It's also worth remembering that there's a lot more to writing, and particularly self-publishing, than simply putting words in a coherent order. On the front end, there's research, and on the back end there are many design and layout tasks. It will be a long time before *all* of these -- including the data flow between them -- can be handled by iOS apps as easily as with Mac OS.

Katherine
Scrivener Support Team

Jo
JoRo
Posts: 828
Joined: Sat May 26, 2018 6:40 am
Platform: Mac

Tue Jun 11, 2019 6:15 am Post

Thanks, Katherine.

Yes, I think the current limitations of iOS impede Scrivener for iOS. It doesn’t suit my personal needs, but I know people who have switched to writing on their iPads and who are happy.

One of the biggest issues for me when using an iPad is the ergonomics of a touchscreen. If iPadOS and iPadOS Scrivener ported to a Mac can overcome that ergonomic issue, I would certainly be open to trying and testing such a souped-up version of Scrivener.

For me, the question isn’t whether I or anyone else wants a dedicated macOS version of Scrivener as we have now; it is whether the market for such an app could survive in an Apple world of universal apps, compiled from the same source code. Yes, some or many people might want macOS Scrivener, but if that number proves in time not to be large enough to sustain a separate development stream, then I assume it would make financial and technical sense for Keith to streamline his work and the company’s offerings. There are already more iOS devices than macOS devices, and the indications are that the disparity between the OSes will only get bigger in time. As developers already have to design and develop for iOS / iPadOS, isn’t it logical to use that same code to run an app on a laptop rather than run expensive and time-consuming development for a market that appears to be shrinking? And especially for a single developer?

# # # #

* _REQUEST A_: Copy the Scrivener forum post starting at "Thanks, Katherine." and ending at "version of Scrivener.", renaming "touchscreen" as "touch screen".
* _REQUEST B_: In the Scrivener forum post, what does the writer call one of the biggest issues when using an iPad?
The labeled box listing after the Scrivener forum post is separate material.

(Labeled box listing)
# # # #

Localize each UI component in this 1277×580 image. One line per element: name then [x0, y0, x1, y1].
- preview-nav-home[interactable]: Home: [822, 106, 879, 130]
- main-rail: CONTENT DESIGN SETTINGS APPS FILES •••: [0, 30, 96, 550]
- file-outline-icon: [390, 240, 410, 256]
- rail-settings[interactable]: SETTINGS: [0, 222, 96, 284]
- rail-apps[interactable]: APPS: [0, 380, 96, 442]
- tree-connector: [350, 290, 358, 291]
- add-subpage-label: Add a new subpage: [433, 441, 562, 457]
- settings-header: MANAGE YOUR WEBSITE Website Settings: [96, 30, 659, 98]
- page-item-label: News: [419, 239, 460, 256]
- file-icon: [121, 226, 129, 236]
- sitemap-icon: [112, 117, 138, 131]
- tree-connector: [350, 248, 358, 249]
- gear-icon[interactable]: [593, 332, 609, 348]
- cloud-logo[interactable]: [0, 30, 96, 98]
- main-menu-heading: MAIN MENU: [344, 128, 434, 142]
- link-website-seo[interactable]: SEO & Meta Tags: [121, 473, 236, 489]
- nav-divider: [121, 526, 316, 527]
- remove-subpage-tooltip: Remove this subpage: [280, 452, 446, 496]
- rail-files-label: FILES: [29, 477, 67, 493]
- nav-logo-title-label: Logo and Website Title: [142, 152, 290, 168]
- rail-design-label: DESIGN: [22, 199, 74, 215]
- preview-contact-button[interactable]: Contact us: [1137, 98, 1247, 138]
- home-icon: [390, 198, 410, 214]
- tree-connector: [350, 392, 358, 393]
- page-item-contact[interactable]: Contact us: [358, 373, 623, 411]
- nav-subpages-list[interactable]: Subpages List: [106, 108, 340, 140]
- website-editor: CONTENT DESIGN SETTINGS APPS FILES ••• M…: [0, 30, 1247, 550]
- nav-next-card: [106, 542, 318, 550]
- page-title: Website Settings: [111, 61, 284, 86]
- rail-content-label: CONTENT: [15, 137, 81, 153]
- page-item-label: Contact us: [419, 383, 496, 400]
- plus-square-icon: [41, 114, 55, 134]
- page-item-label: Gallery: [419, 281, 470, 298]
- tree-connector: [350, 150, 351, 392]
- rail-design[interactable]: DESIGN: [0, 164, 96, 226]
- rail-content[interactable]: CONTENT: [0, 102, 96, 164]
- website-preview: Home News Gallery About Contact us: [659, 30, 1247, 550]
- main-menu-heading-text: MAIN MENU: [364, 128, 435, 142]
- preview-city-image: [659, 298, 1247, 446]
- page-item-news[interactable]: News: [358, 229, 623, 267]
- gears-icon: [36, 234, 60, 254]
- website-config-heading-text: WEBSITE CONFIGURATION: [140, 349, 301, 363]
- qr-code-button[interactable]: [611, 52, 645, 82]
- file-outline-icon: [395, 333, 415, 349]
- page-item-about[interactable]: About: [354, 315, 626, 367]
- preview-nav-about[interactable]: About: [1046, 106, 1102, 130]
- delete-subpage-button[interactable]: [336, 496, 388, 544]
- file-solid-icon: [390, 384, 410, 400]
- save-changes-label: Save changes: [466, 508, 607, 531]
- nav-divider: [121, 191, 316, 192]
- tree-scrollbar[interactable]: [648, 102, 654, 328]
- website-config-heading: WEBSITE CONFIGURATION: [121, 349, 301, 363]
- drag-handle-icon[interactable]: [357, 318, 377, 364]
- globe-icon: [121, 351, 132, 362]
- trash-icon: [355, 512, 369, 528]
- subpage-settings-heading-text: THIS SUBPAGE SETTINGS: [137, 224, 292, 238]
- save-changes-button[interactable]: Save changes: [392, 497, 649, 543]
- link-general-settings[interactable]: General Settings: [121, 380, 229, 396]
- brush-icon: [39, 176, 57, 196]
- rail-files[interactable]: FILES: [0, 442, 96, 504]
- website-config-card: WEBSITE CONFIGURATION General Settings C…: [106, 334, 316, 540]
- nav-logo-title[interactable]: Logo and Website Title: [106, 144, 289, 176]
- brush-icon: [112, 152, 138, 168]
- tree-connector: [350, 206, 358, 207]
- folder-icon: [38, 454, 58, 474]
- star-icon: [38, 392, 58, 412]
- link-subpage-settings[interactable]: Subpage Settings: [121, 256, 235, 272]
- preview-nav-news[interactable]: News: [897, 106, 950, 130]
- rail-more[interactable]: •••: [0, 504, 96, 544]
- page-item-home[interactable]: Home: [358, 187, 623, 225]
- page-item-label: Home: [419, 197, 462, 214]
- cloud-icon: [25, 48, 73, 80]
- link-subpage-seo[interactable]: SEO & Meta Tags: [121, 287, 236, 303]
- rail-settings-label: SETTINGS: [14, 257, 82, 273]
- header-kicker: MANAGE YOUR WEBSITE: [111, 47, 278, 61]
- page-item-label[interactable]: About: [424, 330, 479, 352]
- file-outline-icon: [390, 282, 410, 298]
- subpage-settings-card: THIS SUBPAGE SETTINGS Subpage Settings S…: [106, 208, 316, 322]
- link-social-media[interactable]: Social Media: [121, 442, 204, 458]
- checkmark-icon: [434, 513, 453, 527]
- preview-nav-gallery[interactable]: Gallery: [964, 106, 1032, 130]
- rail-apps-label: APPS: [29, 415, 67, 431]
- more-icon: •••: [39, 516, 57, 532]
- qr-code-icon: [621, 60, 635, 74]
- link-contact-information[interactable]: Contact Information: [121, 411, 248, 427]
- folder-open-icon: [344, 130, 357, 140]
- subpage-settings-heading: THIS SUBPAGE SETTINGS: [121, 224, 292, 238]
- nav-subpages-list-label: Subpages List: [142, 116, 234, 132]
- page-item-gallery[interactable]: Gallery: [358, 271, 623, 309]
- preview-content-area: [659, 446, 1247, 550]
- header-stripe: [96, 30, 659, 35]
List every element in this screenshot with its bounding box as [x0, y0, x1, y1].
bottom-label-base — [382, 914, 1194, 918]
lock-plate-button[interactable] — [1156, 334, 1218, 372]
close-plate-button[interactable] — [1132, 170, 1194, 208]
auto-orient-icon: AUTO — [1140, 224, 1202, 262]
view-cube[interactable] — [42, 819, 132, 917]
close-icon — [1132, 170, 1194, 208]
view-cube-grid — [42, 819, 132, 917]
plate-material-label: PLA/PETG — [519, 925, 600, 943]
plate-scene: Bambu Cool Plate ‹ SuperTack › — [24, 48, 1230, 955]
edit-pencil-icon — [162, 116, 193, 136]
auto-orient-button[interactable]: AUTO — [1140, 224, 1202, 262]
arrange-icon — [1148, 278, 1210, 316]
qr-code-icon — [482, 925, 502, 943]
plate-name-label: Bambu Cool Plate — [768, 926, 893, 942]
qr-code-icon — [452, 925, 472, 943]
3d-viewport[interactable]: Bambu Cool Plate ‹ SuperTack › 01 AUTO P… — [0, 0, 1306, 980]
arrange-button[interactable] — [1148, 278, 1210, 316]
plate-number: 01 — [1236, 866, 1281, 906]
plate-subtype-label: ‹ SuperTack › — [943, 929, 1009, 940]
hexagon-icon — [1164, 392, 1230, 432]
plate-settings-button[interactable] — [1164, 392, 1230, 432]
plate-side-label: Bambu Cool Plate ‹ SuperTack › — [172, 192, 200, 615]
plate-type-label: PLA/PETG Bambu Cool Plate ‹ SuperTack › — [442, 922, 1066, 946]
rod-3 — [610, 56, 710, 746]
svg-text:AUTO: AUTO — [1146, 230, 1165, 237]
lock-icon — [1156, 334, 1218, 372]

# # # #

* _EXERCISE RESULT A_:
Thanks, Katherine.

Yes, I think the current limitations of iOS impede Scrivener for iOS. It doesn’t suit my personal needs, but I know people who have switched to writing on their iPads and who are happy.

One of the biggest issues for me when using an iPad is the ergonomics of a touch screen. If iPadOS and iPadOS Scrivener ported to a Mac can overcome that ergonomic issue, I would certainly be open to trying and testing such a souped-up version of Scrivener.

* _EXERCISE RESULT B_: The ergonomics of a touchscreen.